(Dataset excerpts)
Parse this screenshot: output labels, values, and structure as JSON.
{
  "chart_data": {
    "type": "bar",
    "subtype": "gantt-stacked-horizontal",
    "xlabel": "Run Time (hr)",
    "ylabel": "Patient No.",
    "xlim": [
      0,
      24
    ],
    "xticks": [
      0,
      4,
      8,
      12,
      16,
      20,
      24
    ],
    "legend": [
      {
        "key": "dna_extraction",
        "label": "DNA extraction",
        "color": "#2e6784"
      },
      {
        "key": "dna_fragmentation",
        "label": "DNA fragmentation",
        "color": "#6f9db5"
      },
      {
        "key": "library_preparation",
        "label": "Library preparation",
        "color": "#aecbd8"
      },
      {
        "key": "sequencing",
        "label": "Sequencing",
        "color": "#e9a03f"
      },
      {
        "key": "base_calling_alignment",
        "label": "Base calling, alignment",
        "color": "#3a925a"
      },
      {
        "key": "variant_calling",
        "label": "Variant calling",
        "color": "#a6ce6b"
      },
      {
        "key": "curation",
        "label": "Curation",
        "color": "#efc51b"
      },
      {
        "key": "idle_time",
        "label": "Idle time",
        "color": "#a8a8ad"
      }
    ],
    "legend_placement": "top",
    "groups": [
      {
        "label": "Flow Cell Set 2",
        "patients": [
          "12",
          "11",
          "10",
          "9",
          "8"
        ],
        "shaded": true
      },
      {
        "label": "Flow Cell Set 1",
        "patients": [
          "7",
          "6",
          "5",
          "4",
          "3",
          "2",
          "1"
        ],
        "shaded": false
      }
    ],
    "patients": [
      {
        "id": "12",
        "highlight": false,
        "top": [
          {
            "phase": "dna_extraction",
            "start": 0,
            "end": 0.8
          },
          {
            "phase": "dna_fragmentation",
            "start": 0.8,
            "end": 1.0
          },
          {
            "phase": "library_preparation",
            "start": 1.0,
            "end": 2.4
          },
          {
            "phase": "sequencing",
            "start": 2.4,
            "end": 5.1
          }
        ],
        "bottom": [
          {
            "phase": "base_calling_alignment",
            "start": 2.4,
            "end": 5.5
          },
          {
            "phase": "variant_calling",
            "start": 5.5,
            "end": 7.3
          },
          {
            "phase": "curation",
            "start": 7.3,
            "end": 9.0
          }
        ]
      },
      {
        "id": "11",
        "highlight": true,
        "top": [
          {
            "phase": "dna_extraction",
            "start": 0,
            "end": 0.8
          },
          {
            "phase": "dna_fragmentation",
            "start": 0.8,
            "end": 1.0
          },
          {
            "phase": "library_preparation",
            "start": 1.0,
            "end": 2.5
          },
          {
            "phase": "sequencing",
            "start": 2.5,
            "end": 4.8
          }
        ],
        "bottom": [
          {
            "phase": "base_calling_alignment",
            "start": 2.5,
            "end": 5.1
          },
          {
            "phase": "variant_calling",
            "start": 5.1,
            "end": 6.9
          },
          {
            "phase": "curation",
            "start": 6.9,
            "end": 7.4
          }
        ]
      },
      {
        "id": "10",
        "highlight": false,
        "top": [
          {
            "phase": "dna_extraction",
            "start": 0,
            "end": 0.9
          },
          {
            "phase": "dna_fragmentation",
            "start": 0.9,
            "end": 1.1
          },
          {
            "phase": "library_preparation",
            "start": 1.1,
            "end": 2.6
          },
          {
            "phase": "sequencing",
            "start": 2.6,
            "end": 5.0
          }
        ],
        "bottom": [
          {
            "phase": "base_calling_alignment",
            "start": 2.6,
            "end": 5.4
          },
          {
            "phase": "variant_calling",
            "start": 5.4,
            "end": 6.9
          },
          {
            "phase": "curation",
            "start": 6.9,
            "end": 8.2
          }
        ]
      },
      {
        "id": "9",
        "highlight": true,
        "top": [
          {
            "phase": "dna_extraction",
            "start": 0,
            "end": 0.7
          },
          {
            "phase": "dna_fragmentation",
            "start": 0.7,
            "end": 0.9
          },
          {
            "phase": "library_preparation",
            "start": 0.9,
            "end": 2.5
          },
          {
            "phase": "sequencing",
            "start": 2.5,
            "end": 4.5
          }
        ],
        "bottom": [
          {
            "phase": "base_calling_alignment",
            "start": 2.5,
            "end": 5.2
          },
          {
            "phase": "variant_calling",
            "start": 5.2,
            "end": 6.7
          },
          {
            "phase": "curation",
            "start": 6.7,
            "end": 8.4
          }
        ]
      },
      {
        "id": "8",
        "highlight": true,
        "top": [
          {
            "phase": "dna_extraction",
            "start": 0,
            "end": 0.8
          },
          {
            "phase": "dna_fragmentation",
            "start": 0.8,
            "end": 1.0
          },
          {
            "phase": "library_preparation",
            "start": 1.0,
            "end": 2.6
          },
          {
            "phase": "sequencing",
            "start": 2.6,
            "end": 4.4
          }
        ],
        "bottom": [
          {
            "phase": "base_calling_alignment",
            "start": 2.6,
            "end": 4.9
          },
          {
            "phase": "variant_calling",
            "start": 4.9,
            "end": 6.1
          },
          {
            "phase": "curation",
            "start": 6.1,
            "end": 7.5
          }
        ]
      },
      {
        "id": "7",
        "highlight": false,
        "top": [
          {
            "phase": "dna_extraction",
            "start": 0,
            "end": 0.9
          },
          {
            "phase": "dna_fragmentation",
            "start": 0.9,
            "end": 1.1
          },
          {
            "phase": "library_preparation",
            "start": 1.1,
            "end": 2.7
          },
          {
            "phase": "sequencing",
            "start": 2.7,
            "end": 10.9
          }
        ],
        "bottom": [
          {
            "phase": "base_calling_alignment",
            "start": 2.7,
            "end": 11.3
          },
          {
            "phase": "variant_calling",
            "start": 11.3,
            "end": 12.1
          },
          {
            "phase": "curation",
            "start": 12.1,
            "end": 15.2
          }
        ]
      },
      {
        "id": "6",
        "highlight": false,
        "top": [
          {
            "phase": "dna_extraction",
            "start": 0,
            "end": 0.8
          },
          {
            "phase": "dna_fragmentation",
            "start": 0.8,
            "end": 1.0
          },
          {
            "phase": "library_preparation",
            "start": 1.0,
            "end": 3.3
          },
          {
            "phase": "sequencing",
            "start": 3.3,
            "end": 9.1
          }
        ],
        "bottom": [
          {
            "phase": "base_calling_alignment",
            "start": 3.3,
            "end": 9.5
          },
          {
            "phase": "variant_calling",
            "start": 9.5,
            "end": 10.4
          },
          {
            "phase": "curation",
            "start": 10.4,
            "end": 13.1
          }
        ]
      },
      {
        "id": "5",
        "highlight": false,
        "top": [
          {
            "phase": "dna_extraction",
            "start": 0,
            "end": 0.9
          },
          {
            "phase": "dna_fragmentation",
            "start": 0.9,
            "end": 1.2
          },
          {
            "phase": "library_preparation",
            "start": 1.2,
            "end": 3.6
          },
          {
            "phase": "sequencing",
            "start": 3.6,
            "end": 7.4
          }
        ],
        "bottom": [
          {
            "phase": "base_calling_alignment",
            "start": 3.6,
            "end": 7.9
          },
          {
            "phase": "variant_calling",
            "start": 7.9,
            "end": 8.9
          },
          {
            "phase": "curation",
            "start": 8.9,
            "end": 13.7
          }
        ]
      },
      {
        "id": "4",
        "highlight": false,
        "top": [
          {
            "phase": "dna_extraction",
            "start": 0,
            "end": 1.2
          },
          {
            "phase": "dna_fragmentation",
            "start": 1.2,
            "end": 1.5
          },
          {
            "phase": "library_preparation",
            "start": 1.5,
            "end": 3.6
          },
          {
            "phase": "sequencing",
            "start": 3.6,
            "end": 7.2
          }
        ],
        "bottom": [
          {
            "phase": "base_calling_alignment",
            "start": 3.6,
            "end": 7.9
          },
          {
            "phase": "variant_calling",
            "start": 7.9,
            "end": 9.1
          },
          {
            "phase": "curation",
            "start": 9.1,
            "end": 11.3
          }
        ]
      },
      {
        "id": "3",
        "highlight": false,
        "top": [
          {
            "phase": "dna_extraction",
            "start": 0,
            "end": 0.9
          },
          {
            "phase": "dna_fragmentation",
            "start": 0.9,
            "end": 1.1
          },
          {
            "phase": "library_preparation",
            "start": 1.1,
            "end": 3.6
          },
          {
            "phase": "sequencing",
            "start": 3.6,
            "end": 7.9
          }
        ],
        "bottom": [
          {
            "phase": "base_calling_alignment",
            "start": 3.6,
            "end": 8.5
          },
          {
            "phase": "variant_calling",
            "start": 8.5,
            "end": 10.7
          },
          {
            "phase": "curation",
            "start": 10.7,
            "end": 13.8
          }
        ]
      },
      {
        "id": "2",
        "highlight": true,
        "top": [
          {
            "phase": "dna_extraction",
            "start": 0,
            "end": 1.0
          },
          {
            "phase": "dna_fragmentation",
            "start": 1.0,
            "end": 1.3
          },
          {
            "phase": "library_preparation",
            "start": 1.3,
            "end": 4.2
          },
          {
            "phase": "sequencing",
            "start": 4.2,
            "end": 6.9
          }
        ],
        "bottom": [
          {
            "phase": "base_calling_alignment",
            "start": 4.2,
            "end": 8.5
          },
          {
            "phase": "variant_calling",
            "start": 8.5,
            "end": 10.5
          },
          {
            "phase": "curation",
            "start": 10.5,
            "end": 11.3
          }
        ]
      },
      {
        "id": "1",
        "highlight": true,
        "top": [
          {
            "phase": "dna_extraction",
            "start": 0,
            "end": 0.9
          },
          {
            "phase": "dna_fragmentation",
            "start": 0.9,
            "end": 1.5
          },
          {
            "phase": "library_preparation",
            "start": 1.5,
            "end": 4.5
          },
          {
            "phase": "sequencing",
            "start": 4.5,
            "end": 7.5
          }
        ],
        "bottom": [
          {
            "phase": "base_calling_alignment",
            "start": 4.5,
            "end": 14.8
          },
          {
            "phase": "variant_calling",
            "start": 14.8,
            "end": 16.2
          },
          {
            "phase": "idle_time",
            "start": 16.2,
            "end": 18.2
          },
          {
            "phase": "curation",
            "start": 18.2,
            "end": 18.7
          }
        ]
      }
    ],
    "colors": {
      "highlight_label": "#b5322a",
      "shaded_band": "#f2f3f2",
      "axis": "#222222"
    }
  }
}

*Task brief*:
Line count for the word "Cell": tally the lines of the records above that hold it and give only that figure.

*Reply*:
2